▸ **Goal of the exercise**
Switch every "category-label" to "group-label" in the rows from the line with "data-label: 9 xyxy=(1090,413,1103,440)" to the line with "x-tick-label: 80 xyxy=(952,605,974,627)", and give back only those rows with nothing else changed.

::::

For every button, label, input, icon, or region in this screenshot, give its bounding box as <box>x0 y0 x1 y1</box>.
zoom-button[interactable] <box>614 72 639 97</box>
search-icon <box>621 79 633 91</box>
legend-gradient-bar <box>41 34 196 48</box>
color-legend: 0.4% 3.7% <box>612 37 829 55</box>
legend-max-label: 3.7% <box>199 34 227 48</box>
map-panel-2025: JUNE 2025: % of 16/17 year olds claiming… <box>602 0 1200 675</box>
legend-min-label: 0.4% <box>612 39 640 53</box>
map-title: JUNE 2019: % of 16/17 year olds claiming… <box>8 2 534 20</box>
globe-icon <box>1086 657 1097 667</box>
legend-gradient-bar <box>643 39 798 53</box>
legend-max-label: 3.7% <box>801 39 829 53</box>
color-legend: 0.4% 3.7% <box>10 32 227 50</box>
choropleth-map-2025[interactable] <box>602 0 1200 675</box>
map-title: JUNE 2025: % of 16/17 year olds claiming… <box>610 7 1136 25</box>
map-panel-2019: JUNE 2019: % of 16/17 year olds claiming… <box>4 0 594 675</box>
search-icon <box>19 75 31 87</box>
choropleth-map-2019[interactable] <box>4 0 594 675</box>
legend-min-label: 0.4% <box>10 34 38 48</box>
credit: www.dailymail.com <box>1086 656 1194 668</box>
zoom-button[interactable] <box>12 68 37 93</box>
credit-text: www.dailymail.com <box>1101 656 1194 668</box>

::::

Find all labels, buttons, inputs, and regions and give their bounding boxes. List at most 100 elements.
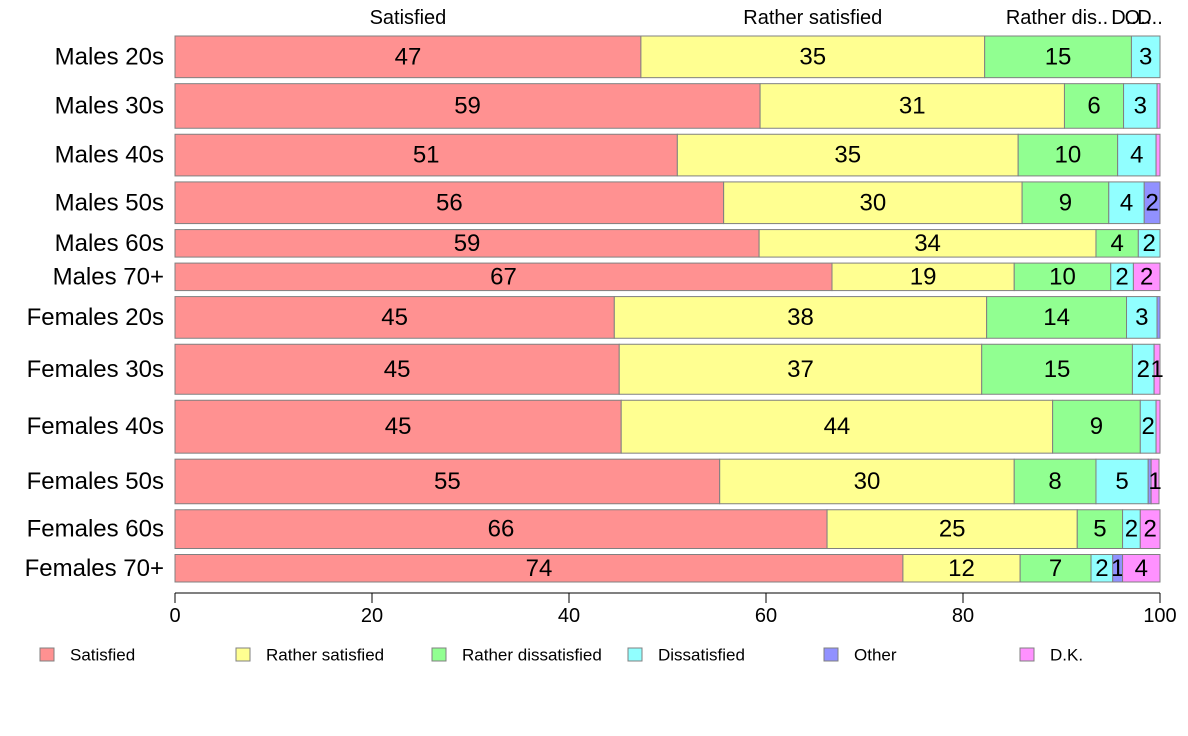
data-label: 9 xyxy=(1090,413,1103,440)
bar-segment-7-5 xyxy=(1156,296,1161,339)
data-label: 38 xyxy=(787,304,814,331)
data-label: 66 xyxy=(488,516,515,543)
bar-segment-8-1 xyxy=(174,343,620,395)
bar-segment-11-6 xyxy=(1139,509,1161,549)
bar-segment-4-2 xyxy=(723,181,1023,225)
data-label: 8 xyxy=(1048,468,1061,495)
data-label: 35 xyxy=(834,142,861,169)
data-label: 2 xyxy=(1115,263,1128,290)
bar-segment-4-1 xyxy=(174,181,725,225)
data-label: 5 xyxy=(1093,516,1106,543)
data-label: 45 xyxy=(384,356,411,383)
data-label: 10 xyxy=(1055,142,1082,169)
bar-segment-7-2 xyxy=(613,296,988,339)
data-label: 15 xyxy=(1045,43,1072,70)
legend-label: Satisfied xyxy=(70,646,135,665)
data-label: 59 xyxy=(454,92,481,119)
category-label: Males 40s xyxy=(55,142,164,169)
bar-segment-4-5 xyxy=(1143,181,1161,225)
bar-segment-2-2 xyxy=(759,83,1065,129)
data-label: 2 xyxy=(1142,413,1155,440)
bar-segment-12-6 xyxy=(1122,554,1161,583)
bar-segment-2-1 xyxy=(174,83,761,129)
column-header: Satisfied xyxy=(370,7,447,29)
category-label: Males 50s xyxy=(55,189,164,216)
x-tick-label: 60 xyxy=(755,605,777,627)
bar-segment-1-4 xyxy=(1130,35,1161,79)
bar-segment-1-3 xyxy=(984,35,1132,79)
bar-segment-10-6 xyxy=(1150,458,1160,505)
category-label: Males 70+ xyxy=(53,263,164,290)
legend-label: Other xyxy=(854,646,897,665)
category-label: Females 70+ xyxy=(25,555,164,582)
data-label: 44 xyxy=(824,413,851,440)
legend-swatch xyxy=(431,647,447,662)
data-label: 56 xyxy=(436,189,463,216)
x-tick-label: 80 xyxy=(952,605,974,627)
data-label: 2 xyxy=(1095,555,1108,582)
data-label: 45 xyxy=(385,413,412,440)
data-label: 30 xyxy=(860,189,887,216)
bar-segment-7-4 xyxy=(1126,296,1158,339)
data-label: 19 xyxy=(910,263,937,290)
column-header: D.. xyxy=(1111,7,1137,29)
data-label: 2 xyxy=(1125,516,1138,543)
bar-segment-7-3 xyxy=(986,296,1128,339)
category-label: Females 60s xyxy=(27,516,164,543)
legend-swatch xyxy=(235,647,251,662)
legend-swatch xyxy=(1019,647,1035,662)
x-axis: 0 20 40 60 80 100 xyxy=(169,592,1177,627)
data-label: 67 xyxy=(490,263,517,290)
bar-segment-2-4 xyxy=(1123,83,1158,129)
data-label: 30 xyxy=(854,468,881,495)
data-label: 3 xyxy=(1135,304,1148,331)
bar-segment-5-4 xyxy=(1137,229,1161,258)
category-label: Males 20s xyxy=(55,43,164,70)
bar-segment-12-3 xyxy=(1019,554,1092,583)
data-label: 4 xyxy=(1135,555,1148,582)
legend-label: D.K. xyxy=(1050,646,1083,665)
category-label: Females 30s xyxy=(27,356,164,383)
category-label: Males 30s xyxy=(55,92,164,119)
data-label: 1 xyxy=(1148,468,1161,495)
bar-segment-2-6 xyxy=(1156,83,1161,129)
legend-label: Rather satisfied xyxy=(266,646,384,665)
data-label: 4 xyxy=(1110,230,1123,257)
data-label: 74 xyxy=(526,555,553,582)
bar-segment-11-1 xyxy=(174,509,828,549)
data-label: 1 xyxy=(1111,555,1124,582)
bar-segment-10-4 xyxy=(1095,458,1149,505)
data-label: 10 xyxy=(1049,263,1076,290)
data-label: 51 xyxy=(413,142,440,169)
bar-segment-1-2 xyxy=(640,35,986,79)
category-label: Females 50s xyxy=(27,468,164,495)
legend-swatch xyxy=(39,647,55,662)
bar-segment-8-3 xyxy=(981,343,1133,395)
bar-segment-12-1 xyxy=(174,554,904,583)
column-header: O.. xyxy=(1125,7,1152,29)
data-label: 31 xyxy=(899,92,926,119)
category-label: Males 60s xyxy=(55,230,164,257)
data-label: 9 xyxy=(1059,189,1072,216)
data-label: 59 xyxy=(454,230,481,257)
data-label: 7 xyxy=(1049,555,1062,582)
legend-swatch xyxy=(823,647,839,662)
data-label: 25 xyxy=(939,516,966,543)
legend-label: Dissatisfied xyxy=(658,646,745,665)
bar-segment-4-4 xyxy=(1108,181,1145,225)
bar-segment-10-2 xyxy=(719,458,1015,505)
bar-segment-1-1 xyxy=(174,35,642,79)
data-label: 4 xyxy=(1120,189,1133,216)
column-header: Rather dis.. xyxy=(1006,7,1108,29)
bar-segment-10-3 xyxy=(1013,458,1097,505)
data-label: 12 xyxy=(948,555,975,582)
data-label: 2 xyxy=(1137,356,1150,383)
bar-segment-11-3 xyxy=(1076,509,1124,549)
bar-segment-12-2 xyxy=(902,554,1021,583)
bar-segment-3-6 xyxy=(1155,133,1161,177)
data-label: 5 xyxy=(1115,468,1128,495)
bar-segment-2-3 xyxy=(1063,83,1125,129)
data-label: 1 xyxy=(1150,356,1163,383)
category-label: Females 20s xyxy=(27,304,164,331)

::::

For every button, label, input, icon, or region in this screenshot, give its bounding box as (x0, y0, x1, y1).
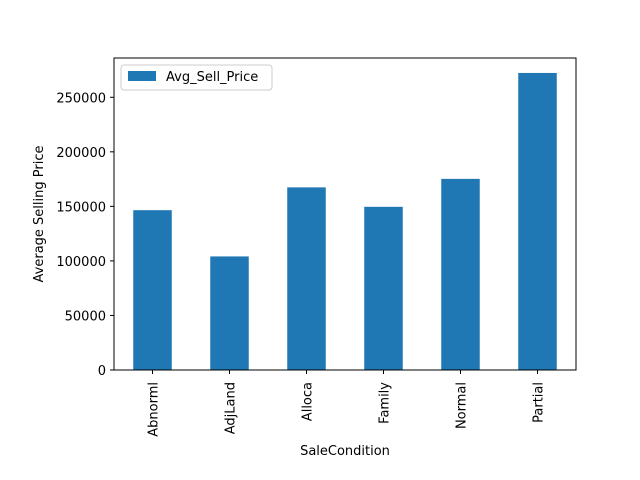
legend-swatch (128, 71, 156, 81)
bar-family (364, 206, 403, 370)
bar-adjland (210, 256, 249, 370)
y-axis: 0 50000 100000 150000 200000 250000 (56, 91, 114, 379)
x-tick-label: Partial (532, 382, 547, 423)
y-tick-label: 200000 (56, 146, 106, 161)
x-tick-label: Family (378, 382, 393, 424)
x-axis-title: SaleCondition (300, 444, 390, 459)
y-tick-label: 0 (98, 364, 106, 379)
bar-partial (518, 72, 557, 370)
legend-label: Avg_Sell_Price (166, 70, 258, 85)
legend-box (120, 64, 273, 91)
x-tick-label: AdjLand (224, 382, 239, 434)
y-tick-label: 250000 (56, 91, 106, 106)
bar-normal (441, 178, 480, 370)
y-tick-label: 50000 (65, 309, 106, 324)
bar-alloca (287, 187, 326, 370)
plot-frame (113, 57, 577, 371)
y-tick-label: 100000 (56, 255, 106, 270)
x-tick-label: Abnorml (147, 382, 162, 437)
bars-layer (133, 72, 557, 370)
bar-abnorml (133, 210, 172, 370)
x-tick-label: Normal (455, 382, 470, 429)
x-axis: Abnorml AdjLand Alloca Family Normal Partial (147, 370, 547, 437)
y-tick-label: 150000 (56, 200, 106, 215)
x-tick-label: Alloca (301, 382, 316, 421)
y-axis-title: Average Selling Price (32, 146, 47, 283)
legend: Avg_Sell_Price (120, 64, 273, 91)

::::

▸ **Finished answer**
data-label: 9 xyxy=(1090,413,1103,440)
bar-segment-7-5 xyxy=(1156,296,1161,339)
data-label: 38 xyxy=(787,304,814,331)
data-label: 66 xyxy=(488,516,515,543)
bar-segment-8-1 xyxy=(174,343,620,395)
bar-segment-11-6 xyxy=(1139,509,1161,549)
bar-segment-4-2 xyxy=(723,181,1023,225)
data-label: 8 xyxy=(1048,468,1061,495)
data-label: 35 xyxy=(834,142,861,169)
data-label: 2 xyxy=(1115,263,1128,290)
bar-segment-4-1 xyxy=(174,181,725,225)
data-label: 5 xyxy=(1093,516,1106,543)
data-label: 45 xyxy=(384,356,411,383)
data-label: 10 xyxy=(1055,142,1082,169)
bar-segment-7-2 xyxy=(613,296,988,339)
data-label: 15 xyxy=(1045,43,1072,70)
legend-label: Satisfied xyxy=(70,646,135,665)
data-label: 59 xyxy=(454,92,481,119)
group-label: Males 40s xyxy=(55,142,164,169)
bar-segment-4-5 xyxy=(1143,181,1161,225)
bar-segment-2-2 xyxy=(759,83,1065,129)
data-label: 2 xyxy=(1142,413,1155,440)
bar-segment-12-6 xyxy=(1122,554,1161,583)
bar-segment-2-1 xyxy=(174,83,761,129)
column-header: Satisfied xyxy=(370,7,447,29)
group-label: Males 50s xyxy=(55,189,164,216)
x-tick-label: 60 xyxy=(755,605,777,627)
bar-segment-1-4 xyxy=(1130,35,1161,79)
bar-segment-1-3 xyxy=(984,35,1132,79)
bar-segment-10-6 xyxy=(1150,458,1160,505)
group-label: Males 70+ xyxy=(53,263,164,290)
legend-label: Other xyxy=(854,646,897,665)
group-label: Females 70+ xyxy=(25,555,164,582)
data-label: 44 xyxy=(824,413,851,440)
legend-swatch xyxy=(431,647,447,662)
data-label: 56 xyxy=(436,189,463,216)
x-tick-label: 80 xyxy=(952,605,974,627)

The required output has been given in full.